Exercise instructions -
Examine each line of the data. Copy those that contain the string "count".

The data -
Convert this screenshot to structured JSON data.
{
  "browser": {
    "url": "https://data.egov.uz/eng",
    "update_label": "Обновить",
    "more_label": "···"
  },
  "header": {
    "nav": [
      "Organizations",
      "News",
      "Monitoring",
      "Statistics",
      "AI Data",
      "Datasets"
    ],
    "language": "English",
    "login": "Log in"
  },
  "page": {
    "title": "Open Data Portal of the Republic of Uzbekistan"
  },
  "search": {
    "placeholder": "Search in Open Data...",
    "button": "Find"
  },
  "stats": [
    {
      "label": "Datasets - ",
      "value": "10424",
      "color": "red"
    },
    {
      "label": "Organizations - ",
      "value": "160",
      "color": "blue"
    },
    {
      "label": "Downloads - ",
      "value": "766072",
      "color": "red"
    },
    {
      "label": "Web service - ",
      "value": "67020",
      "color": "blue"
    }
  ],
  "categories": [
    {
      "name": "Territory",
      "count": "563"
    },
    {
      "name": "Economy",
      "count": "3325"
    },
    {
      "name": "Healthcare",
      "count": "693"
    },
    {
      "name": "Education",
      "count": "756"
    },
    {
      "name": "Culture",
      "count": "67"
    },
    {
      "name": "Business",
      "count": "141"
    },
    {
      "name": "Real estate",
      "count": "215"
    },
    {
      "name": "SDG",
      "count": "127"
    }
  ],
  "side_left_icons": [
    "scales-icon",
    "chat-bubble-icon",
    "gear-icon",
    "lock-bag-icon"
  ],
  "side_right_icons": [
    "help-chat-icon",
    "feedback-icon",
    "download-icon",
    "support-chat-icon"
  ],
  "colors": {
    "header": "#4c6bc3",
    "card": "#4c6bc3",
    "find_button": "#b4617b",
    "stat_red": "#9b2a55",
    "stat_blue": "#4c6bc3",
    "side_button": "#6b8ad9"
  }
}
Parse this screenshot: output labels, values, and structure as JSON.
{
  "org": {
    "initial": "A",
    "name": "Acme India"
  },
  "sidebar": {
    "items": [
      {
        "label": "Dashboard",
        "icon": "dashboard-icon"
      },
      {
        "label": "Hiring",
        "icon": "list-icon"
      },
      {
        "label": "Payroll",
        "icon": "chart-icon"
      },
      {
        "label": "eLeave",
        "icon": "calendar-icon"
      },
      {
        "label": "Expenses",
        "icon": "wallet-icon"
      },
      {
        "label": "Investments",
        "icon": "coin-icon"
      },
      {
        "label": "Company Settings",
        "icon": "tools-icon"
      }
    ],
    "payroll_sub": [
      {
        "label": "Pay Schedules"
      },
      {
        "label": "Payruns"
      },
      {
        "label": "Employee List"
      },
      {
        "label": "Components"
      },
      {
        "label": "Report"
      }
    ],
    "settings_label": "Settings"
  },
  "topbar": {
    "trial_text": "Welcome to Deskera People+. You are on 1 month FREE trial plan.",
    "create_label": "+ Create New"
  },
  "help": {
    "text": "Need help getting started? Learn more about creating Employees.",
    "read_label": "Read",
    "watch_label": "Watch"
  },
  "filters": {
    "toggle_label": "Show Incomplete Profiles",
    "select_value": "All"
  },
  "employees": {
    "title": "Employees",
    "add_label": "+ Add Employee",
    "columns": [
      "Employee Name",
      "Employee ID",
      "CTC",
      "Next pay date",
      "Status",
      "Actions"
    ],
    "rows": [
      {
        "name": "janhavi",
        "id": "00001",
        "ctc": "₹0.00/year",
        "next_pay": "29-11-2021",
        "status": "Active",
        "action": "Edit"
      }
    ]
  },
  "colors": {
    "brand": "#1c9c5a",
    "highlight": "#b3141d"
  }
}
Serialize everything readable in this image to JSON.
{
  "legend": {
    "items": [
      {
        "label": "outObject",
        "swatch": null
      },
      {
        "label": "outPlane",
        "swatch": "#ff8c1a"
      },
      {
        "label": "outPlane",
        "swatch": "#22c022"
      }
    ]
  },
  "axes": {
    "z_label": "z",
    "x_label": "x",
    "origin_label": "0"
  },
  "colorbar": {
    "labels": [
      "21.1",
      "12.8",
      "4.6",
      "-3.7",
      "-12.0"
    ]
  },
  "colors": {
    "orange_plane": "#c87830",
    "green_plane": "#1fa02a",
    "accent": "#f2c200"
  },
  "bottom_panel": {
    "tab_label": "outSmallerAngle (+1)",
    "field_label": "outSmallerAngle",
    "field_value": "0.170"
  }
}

Final answer -
      "count": "563"
      "count": "3325"
      "count": "693"
      "count": "756"
      "count": "67"
      "count": "141"
      "count": "215"
      "count": "127"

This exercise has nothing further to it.